====== STORED RECORDS

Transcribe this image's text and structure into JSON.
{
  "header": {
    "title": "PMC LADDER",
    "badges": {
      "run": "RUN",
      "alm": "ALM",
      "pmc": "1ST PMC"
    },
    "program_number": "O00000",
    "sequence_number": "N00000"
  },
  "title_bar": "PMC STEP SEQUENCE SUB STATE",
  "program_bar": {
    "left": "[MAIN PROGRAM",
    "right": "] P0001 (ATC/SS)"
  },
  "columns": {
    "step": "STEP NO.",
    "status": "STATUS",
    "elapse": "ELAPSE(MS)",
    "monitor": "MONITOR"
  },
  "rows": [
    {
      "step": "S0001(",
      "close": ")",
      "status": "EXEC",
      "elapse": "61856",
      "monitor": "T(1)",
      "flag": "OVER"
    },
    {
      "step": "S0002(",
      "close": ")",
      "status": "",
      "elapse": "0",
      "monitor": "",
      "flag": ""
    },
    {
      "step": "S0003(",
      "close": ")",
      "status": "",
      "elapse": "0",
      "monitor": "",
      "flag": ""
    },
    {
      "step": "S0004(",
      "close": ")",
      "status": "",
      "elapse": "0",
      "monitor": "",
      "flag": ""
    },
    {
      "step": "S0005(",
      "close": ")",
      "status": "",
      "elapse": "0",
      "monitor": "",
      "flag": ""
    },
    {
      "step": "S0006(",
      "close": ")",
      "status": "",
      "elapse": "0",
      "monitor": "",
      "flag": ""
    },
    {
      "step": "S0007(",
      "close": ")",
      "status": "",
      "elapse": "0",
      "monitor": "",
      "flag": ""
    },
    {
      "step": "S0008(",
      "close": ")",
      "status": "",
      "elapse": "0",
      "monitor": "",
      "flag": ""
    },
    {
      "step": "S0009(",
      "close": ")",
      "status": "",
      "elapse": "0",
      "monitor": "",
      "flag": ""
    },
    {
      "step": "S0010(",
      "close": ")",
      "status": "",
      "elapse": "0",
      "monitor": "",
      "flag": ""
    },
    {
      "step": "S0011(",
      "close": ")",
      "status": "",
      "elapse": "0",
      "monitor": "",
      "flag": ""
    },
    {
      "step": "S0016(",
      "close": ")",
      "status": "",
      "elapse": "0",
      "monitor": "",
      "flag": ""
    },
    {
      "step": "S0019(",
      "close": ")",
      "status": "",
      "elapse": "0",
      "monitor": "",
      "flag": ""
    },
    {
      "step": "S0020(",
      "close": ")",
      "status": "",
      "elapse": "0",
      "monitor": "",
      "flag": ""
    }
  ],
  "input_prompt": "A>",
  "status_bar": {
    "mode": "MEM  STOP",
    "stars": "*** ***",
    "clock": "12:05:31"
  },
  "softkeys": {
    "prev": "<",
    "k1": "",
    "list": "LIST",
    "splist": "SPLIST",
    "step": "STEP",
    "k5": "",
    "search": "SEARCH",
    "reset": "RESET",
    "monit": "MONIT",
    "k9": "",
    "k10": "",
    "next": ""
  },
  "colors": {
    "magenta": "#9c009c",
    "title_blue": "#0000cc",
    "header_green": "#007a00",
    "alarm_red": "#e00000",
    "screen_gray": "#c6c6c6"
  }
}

============

TASK DESCRIPTION — Give the records above again, word for word.

EXPECTED ANSWER —
Transcribe this image's text and structure into JSON.
{
  "header": {
    "title": "PMC LADDER",
    "badges": {
      "run": "RUN",
      "alm": "ALM",
      "pmc": "1ST PMC"
    },
    "program_number": "O00000",
    "sequence_number": "N00000"
  },
  "title_bar": "PMC STEP SEQUENCE SUB STATE",
  "program_bar": {
    "left": "[MAIN PROGRAM",
    "right": "] P0001 (ATC/SS)"
  },
  "columns": {
    "step": "STEP NO.",
    "status": "STATUS",
    "elapse": "ELAPSE(MS)",
    "monitor": "MONITOR"
  },
  "rows": [
    {
      "step": "S0001(",
      "close": ")",
      "status": "EXEC",
      "elapse": "61856",
      "monitor": "T(1)",
      "flag": "OVER"
    },
    {
      "step": "S0002(",
      "close": ")",
      "status": "",
      "elapse": "0",
      "monitor": "",
      "flag": ""
    },
    {
      "step": "S0003(",
      "close": ")",
      "status": "",
      "elapse": "0",
      "monitor": "",
      "flag": ""
    },
    {
      "step": "S0004(",
      "close": ")",
      "status": "",
      "elapse": "0",
      "monitor": "",
      "flag": ""
    },
    {
      "step": "S0005(",
      "close": ")",
      "status": "",
      "elapse": "0",
      "monitor": "",
      "flag": ""
    },
    {
      "step": "S0006(",
      "close": ")",
      "status": "",
      "elapse": "0",
      "monitor": "",
      "flag": ""
    },
    {
      "step": "S0007(",
      "close": ")",
      "status": "",
      "elapse": "0",
      "monitor": "",
      "flag": ""
    },
    {
      "step": "S0008(",
      "close": ")",
      "status": "",
      "elapse": "0",
      "monitor": "",
      "flag": ""
    },
    {
      "step": "S0009(",
      "close": ")",
      "status": "",
      "elapse": "0",
      "monitor": "",
      "flag": ""
    },
    {
      "step": "S0010(",
      "close": ")",
      "status": "",
      "elapse": "0",
      "monitor": "",
      "flag": ""
    },
    {
      "step": "S0011(",
      "close": ")",
      "status": "",
      "elapse": "0",
      "monitor": "",
      "flag": ""
    },
    {
      "step": "S0016(",
      "close": ")",
      "status": "",
      "elapse": "0",
      "monitor": "",
      "flag": ""
    },
    {
      "step": "S0019(",
      "close": ")",
      "status": "",
      "elapse": "0",
      "monitor": "",
      "flag": ""
    },
    {
      "step": "S0020(",
      "close": ")",
      "status": "",
      "elapse": "0",
      "monitor": "",
      "flag": ""
    }
  ],
  "input_prompt": "A>",
  "status_bar": {
    "mode": "MEM  STOP",
    "stars": "*** ***",
    "clock": "12:05:31"
  },
  "softkeys": {
    "prev": "<",
    "k1": "",
    "list": "LIST",
    "splist": "SPLIST",
    "step": "STEP",
    "k5": "",
    "search": "SEARCH",
    "reset": "RESET",
    "monit": "MONIT",
    "k9": "",
    "k10": "",
    "next": ""
  },
  "colors": {
    "magenta": "#9c009c",
    "title_blue": "#0000cc",
    "header_green": "#007a00",
    "alarm_red": "#e00000",
    "screen_gray": "#c6c6c6"
  }
}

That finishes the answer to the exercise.